(WHAT IS ASKED) Would you transcribe the whole listing exactly, minus its pictures?

(Saved data entries)

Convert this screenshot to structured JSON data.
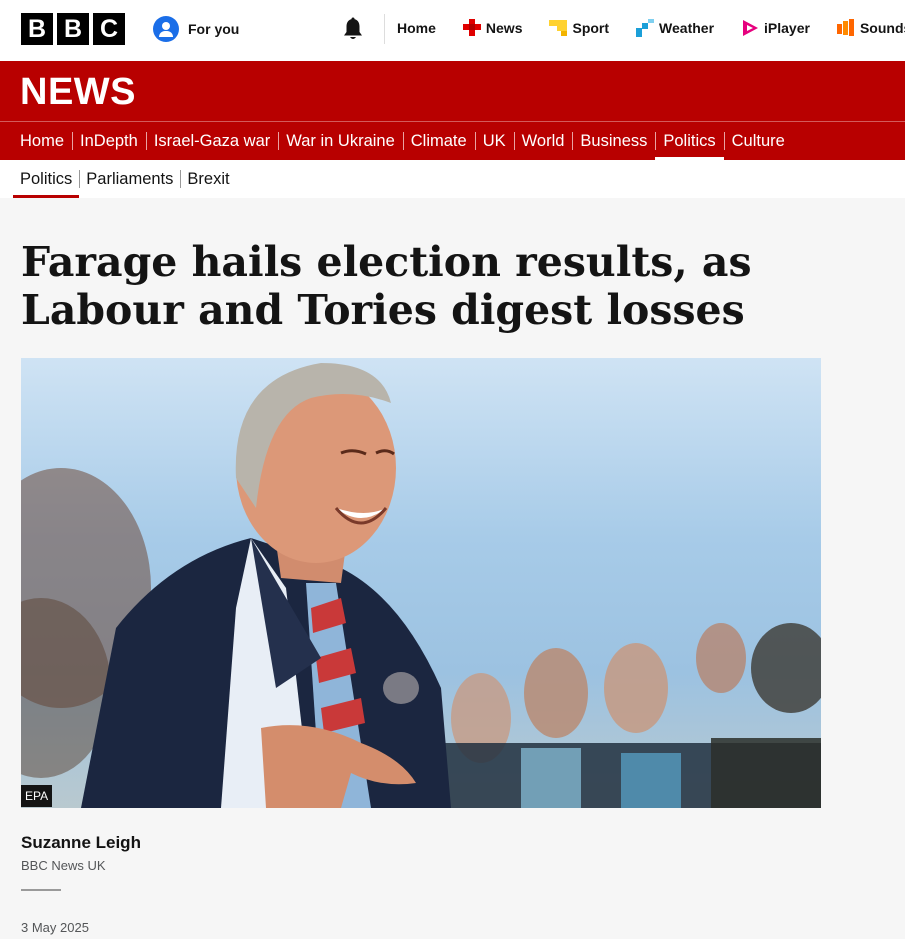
{
  "brand": {
    "letters": [
      "B",
      "B",
      "C"
    ]
  },
  "top": {
    "for_you": "For you",
    "nav": [
      {
        "label": "Home",
        "icon": "home",
        "color": "#000000"
      },
      {
        "label": "News",
        "icon": "news-icon",
        "color": "#e00000"
      },
      {
        "label": "Sport",
        "icon": "sport-icon",
        "color": "#ffd230"
      },
      {
        "label": "Weather",
        "icon": "weather-icon",
        "color": "#1b9fd8"
      },
      {
        "label": "iPlayer",
        "icon": "iplayer-icon",
        "color": "#e6007e"
      },
      {
        "label": "Sounds",
        "icon": "sounds-icon",
        "color": "#ff6600"
      }
    ]
  },
  "banner": {
    "title": "NEWS",
    "color": "#b80000"
  },
  "nav": {
    "items": [
      "Home",
      "InDepth",
      "Israel-Gaza war",
      "War in Ukraine",
      "Climate",
      "UK",
      "World",
      "Business",
      "Politics",
      "Culture"
    ],
    "active": "Politics"
  },
  "subnav": {
    "items": [
      "Politics",
      "Parliaments",
      "Brexit"
    ],
    "active": "Politics"
  },
  "article": {
    "headline": "Farage hails election results, as Labour and Tories digest losses",
    "image_credit": "EPA",
    "author": "Suzanne Leigh",
    "source": "BBC News UK",
    "date": "3 May 2025"
  }
}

(SOLUTION FOR THIS PROBLEM)
Convert this screenshot to structured JSON data.
{
  "brand": {
    "letters": [
      "B",
      "B",
      "C"
    ]
  },
  "top": {
    "for_you": "For you",
    "nav": [
      {
        "label": "Home",
        "icon": "home",
        "color": "#000000"
      },
      {
        "label": "News",
        "icon": "news-icon",
        "color": "#e00000"
      },
      {
        "label": "Sport",
        "icon": "sport-icon",
        "color": "#ffd230"
      },
      {
        "label": "Weather",
        "icon": "weather-icon",
        "color": "#1b9fd8"
      },
      {
        "label": "iPlayer",
        "icon": "iplayer-icon",
        "color": "#e6007e"
      },
      {
        "label": "Sounds",
        "icon": "sounds-icon",
        "color": "#ff6600"
      }
    ]
  },
  "banner": {
    "title": "NEWS",
    "color": "#b80000"
  },
  "nav": {
    "items": [
      "Home",
      "InDepth",
      "Israel-Gaza war",
      "War in Ukraine",
      "Climate",
      "UK",
      "World",
      "Business",
      "Politics",
      "Culture"
    ],
    "active": "Politics"
  },
  "subnav": {
    "items": [
      "Politics",
      "Parliaments",
      "Brexit"
    ],
    "active": "Politics"
  },
  "article": {
    "headline": "Farage hails election results, as Labour and Tories digest losses",
    "image_credit": "EPA",
    "author": "Suzanne Leigh",
    "source": "BBC News UK",
    "date": "3 May 2025"
  }
}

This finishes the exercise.